▶ [Records to use]
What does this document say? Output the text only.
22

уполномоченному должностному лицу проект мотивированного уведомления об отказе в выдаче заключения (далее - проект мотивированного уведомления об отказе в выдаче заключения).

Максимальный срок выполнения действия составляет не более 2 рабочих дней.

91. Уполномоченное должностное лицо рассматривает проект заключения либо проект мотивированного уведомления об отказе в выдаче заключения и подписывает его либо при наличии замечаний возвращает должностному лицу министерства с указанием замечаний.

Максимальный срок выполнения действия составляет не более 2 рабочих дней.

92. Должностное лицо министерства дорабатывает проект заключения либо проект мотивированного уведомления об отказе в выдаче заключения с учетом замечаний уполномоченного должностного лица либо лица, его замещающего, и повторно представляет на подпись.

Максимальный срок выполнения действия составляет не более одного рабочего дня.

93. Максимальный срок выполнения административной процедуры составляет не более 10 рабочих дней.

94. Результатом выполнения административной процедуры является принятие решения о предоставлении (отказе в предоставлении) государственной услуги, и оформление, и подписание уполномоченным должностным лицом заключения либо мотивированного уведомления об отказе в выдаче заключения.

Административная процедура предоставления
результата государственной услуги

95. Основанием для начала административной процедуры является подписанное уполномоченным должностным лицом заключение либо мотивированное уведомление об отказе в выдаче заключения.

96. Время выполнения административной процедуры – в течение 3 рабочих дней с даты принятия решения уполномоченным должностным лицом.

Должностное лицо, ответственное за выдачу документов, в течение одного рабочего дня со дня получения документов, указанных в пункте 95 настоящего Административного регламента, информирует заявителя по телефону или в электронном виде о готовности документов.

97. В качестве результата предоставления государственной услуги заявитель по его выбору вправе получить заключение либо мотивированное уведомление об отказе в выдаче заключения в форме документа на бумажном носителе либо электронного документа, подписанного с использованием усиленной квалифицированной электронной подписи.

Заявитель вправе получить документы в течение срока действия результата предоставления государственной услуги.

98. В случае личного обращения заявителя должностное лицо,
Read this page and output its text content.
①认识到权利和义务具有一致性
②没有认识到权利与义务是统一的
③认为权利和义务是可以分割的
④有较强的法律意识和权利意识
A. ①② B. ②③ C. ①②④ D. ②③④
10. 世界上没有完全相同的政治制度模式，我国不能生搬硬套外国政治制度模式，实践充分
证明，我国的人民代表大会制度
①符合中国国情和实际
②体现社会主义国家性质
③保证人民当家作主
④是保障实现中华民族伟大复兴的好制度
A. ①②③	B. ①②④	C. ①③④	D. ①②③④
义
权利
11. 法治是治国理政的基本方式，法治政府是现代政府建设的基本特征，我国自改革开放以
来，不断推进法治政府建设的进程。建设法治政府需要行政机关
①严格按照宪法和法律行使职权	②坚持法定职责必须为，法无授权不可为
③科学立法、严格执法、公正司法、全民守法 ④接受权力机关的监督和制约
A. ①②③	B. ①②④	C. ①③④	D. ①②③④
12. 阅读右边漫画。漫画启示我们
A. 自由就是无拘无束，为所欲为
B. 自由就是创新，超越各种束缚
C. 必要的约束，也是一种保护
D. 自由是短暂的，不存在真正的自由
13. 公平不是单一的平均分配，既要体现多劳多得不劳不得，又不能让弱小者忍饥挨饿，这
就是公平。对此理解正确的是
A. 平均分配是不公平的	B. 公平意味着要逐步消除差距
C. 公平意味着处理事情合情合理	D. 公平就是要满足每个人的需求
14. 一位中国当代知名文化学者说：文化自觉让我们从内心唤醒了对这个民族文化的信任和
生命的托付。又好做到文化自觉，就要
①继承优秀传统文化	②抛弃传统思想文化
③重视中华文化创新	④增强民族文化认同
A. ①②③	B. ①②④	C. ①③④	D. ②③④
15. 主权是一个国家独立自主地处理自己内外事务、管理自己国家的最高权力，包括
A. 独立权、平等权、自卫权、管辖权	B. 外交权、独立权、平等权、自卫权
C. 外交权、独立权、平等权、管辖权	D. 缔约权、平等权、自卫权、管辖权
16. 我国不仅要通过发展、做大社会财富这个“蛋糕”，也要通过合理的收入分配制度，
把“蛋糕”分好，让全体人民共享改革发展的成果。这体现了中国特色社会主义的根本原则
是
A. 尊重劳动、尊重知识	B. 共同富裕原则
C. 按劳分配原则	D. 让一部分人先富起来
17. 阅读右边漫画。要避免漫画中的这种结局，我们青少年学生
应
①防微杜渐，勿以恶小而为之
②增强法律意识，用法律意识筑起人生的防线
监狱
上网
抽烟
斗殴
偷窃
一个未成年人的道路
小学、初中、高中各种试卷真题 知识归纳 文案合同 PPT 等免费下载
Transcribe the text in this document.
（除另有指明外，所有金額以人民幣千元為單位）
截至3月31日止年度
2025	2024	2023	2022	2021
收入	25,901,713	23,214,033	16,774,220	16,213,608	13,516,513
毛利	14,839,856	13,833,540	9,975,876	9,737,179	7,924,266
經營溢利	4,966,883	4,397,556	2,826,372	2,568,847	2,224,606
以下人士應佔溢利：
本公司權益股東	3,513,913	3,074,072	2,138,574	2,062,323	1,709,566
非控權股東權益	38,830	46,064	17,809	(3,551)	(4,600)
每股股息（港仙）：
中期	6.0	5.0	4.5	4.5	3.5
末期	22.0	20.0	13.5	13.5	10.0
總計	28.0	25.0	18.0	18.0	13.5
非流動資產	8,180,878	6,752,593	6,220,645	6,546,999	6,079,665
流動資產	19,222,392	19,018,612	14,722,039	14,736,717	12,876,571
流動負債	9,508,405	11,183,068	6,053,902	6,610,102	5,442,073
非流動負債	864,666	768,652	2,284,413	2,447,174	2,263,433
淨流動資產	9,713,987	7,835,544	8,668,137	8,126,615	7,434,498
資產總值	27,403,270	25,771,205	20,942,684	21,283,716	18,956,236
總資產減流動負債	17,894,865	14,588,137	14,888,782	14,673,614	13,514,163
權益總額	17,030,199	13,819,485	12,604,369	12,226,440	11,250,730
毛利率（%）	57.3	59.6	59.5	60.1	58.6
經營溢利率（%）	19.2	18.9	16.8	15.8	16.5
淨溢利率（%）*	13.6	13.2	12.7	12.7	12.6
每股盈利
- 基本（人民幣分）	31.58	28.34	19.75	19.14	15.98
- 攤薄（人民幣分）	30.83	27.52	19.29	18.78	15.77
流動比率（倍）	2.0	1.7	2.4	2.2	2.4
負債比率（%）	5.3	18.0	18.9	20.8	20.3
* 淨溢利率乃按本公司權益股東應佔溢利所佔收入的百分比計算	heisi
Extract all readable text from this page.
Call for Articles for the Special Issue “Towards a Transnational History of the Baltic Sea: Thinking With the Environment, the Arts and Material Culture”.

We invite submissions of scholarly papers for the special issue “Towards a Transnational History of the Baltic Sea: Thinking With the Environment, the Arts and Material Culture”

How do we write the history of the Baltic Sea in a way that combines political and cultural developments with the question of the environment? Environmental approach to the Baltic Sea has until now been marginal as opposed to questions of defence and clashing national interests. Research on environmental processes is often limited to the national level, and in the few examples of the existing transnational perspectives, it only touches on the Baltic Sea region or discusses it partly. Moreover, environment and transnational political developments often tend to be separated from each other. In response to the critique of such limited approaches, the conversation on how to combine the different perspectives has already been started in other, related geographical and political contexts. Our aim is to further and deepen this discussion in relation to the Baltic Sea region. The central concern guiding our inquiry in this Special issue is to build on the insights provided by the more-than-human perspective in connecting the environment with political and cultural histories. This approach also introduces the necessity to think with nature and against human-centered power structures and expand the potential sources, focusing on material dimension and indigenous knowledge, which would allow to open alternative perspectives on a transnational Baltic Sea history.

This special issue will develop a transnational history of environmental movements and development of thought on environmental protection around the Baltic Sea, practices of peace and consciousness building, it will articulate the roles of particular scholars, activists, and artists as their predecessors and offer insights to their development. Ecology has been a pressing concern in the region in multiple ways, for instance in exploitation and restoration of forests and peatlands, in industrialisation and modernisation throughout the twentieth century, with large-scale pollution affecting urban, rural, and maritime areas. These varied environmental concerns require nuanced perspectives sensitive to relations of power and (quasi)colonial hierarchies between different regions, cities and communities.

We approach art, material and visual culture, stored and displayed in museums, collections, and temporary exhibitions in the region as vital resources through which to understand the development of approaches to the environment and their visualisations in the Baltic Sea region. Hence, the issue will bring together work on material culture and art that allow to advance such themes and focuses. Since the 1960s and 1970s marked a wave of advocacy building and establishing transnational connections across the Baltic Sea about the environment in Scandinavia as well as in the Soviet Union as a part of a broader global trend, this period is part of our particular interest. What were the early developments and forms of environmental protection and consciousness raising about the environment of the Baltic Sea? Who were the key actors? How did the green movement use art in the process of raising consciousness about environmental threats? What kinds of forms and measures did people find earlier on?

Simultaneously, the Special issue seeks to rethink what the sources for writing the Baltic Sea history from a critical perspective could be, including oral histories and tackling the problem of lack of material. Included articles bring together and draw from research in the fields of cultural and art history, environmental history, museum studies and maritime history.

▶ [Stated goal] Copy out each line of the data containing the string "Towards".

▶ [Full answer]
Call for Articles for the Special Issue “Towards a Transnational History of the Baltic Sea: Thinking With the Environment, the Arts and Material Culture”.
We invite submissions of scholarly papers for the special issue “Towards a Transnational History of the Baltic Sea: Thinking With the Environment, the Arts and Material Culture”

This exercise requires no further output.